(Element location data)
========================================

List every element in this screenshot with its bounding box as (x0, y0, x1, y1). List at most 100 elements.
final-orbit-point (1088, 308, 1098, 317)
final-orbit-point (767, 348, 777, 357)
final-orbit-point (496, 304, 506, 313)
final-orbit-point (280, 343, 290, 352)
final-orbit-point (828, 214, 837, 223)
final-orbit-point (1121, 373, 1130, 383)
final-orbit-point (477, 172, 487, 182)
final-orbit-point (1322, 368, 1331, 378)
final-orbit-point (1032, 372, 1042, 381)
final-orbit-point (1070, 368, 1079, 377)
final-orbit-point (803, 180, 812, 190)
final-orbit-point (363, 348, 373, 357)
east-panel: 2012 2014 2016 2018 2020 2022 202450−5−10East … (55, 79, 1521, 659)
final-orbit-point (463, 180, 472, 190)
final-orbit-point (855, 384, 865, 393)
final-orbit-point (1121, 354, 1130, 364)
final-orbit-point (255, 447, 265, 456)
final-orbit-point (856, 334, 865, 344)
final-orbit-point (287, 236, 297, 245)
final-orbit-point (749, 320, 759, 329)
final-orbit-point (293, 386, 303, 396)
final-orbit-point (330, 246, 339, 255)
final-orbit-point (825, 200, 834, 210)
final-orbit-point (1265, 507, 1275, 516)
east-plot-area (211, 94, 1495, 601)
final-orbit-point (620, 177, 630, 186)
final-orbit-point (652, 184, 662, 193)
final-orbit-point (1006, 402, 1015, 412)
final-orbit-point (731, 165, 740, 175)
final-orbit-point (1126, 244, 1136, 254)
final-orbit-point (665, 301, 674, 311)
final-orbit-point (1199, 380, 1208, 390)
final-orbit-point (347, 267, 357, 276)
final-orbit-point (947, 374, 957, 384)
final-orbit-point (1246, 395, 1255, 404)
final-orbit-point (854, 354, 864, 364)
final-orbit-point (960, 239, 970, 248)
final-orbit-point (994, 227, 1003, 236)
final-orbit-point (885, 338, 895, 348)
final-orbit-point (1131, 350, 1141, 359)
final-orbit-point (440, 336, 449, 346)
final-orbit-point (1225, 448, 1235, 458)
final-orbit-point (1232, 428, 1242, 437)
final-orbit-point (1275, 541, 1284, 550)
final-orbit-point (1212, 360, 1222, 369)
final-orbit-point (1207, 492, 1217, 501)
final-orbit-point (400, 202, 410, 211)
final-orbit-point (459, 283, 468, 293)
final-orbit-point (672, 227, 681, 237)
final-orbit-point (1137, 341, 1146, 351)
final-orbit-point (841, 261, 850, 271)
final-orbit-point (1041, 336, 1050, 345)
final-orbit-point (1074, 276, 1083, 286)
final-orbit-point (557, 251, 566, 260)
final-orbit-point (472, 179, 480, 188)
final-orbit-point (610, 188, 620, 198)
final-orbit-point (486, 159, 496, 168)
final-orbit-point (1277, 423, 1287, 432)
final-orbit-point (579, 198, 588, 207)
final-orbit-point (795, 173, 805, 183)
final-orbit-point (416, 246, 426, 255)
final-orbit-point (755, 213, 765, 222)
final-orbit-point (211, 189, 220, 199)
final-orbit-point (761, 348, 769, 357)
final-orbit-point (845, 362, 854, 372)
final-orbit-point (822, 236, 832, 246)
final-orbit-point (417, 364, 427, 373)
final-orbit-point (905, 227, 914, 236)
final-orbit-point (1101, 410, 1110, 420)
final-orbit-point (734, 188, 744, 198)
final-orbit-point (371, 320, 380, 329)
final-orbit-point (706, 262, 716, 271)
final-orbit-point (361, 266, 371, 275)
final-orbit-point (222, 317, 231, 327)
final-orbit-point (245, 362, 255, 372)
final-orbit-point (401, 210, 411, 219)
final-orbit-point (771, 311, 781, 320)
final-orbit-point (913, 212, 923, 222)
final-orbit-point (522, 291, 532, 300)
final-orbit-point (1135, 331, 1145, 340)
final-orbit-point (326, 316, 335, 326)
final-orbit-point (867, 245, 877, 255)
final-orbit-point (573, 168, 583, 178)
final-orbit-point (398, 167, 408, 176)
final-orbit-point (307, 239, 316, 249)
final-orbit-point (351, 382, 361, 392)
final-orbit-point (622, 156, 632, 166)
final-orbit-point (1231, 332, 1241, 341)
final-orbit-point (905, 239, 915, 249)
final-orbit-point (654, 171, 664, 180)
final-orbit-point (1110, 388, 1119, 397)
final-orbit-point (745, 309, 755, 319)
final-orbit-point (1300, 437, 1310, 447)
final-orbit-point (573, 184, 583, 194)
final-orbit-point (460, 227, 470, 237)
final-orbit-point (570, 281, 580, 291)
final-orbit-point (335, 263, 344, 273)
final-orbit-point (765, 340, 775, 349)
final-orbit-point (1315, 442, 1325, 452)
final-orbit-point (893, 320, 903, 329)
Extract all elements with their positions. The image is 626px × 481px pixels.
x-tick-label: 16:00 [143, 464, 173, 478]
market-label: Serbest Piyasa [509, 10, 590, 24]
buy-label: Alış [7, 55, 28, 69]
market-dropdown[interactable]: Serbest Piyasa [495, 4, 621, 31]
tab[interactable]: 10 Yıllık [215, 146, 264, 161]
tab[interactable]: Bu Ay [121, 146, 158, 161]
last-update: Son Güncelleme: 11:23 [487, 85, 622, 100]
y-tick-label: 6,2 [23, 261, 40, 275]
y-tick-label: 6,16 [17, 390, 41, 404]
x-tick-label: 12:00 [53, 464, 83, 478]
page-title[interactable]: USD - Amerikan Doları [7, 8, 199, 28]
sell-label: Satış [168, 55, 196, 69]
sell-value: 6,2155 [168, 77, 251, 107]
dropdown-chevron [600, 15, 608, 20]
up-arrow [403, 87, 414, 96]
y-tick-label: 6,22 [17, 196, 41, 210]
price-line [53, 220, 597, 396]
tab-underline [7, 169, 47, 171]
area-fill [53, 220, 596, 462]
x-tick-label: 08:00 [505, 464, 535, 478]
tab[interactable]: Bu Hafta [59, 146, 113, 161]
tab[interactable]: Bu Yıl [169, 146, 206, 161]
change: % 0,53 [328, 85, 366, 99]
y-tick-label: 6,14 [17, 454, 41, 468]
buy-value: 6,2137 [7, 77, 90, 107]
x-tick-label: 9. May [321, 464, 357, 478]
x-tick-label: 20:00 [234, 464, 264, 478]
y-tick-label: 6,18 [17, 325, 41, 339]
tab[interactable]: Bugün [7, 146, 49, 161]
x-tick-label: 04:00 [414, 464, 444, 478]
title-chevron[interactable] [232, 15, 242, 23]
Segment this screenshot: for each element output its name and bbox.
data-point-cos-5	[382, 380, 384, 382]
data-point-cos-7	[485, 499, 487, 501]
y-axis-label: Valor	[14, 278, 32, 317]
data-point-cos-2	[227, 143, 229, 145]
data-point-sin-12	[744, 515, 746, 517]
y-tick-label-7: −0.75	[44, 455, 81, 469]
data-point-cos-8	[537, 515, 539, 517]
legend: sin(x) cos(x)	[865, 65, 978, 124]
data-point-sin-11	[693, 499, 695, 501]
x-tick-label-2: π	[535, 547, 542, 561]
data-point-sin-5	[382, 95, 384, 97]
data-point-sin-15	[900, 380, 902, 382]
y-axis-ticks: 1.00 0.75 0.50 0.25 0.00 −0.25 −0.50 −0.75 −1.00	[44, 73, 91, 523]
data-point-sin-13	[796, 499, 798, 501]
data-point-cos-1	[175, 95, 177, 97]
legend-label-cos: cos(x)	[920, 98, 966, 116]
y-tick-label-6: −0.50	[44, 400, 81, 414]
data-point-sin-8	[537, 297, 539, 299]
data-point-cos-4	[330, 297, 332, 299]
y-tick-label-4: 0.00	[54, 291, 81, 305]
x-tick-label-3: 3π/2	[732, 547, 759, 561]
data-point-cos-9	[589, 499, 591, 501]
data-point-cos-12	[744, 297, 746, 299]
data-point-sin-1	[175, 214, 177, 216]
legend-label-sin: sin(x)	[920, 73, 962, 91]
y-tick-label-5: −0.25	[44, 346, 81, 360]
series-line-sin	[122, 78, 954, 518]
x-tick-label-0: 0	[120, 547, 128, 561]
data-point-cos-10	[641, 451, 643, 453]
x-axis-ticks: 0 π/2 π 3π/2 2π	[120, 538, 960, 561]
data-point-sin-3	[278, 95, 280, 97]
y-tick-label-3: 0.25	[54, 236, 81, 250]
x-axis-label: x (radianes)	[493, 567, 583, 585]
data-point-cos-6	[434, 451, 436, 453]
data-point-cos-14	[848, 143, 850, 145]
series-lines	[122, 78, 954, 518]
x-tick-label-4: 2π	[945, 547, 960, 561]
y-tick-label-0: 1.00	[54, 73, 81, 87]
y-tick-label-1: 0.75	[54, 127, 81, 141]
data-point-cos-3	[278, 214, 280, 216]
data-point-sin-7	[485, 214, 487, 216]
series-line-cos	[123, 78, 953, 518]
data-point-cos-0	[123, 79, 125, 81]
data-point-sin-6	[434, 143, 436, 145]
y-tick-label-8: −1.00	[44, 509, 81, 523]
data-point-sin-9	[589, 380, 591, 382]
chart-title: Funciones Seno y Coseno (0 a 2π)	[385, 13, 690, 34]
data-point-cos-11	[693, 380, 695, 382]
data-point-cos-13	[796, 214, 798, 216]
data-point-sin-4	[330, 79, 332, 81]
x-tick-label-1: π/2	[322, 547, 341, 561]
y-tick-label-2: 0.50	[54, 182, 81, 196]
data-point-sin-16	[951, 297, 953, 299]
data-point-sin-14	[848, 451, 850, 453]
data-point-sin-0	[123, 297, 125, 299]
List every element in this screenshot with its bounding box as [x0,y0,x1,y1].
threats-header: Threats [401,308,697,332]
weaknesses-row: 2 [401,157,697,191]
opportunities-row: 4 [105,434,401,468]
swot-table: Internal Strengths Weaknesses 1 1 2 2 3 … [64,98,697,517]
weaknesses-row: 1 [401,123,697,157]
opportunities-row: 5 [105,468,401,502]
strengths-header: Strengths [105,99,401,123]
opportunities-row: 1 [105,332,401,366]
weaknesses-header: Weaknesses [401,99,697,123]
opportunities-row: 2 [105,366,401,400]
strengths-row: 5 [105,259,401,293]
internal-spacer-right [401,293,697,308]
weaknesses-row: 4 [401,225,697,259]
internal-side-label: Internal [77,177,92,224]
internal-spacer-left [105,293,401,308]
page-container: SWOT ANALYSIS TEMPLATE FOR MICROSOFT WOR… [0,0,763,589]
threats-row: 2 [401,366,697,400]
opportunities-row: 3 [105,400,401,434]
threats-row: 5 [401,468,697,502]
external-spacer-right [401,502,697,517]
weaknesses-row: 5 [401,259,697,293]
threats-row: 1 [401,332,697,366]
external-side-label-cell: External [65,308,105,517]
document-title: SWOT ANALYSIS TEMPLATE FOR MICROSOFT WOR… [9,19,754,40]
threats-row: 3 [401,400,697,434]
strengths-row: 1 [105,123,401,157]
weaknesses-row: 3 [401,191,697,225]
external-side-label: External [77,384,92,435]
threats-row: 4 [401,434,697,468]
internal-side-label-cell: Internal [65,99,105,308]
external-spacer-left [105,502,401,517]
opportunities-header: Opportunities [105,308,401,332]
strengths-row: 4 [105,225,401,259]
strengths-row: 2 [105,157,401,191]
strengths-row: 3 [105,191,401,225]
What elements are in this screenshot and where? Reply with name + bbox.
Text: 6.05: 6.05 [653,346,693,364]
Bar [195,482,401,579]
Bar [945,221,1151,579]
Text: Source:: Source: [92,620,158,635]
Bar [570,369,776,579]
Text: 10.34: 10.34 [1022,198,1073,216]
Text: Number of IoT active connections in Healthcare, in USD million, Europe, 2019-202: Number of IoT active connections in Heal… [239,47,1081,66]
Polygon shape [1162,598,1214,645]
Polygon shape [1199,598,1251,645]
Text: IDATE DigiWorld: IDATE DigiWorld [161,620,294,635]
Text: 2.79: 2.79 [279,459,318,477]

========================================

**What is asked:** Extract, word for word, the stretch of the material from its first line through the line containing "final-orbit-point (287, 236, 297, 245)", with both ends included.

**Solution to this exercise:**
List every element in this screenshot with its bounding box as (x0, y0, x1, y1). List at most 100 elements.
final-orbit-point (1088, 308, 1098, 317)
final-orbit-point (767, 348, 777, 357)
final-orbit-point (496, 304, 506, 313)
final-orbit-point (280, 343, 290, 352)
final-orbit-point (828, 214, 837, 223)
final-orbit-point (1121, 373, 1130, 383)
final-orbit-point (477, 172, 487, 182)
final-orbit-point (1322, 368, 1331, 378)
final-orbit-point (1032, 372, 1042, 381)
final-orbit-point (1070, 368, 1079, 377)
final-orbit-point (803, 180, 812, 190)
final-orbit-point (363, 348, 373, 357)
east-panel: 2012 2014 2016 2018 2020 2022 202450−5−10East … (55, 79, 1521, 659)
final-orbit-point (463, 180, 472, 190)
final-orbit-point (855, 384, 865, 393)
final-orbit-point (1121, 354, 1130, 364)
final-orbit-point (255, 447, 265, 456)
final-orbit-point (856, 334, 865, 344)
final-orbit-point (287, 236, 297, 245)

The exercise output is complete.